Write each line out again exactly as written.
╭─ RECORDS TO USE
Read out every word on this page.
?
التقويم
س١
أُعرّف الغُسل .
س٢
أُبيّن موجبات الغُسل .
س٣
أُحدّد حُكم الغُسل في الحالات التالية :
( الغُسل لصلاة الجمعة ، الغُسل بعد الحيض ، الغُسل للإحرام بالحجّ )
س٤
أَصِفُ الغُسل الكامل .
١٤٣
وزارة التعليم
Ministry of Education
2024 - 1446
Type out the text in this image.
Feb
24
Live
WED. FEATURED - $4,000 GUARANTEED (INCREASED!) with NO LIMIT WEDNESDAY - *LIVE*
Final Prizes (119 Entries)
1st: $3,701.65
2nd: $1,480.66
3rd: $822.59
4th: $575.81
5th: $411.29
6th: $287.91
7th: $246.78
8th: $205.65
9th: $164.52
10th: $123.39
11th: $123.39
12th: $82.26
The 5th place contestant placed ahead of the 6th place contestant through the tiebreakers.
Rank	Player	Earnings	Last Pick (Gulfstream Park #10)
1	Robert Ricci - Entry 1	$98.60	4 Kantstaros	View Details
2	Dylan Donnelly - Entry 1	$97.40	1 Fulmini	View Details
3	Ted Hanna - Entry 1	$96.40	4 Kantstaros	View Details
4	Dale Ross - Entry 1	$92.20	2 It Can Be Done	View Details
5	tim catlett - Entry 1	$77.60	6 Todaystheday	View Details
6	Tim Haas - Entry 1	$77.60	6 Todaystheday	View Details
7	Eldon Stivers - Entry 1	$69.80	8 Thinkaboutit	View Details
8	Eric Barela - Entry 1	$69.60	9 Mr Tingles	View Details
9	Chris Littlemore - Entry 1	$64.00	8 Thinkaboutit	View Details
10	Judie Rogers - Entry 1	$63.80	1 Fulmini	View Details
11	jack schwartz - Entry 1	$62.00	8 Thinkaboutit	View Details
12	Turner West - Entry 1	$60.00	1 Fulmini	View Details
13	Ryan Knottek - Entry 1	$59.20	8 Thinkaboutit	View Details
╰─
▶ _RESPONSE_:
Read out every word on this page.
?
التقويم
س١
أُعرّف الغُسل .
س٢
أُبيّن موجبات الغُسل .
س٣
أُحدّد حُكم الغُسل في الحالات التالية :
( الغُسل لصلاة الجمعة ، الغُسل بعد الحيض ، الغُسل للإحرام بالحجّ )
س٤
أَصِفُ الغُسل الكامل .
١٤٣
وزارة التعليم
Ministry of Education
2024 - 1446
Type out the text in this image.
Feb
24
Live
WED. FEATURED - $4,000 GUARANTEED (INCREASED!) with NO LIMIT WEDNESDAY - *LIVE*
Final Prizes (119 Entries)
1st: $3,701.65
2nd: $1,480.66
3rd: $822.59
4th: $575.81
5th: $411.29
6th: $287.91
7th: $246.78
8th: $205.65
9th: $164.52
10th: $123.39
11th: $123.39
12th: $82.26
The 5th place contestant placed ahead of the 6th place contestant through the tiebreakers.
Rank	Player	Earnings	Last Pick (Gulfstream Park #10)
1	Robert Ricci - Entry 1	$98.60	4 Kantstaros	View Details
2	Dylan Donnelly - Entry 1	$97.40	1 Fulmini	View Details
3	Ted Hanna - Entry 1	$96.40	4 Kantstaros	View Details
4	Dale Ross - Entry 1	$92.20	2 It Can Be Done	View Details
5	tim catlett - Entry 1	$77.60	6 Todaystheday	View Details
6	Tim Haas - Entry 1	$77.60	6 Todaystheday	View Details
7	Eldon Stivers - Entry 1	$69.80	8 Thinkaboutit	View Details
8	Eric Barela - Entry 1	$69.60	9 Mr Tingles	View Details
9	Chris Littlemore - Entry 1	$64.00	8 Thinkaboutit	View Details
10	Judie Rogers - Entry 1	$63.80	1 Fulmini	View Details
11	jack schwartz - Entry 1	$62.00	8 Thinkaboutit	View Details
12	Turner West - Entry 1	$60.00	1 Fulmini	View Details
13	Ryan Knottek - Entry 1	$59.20	8 Thinkaboutit	View Details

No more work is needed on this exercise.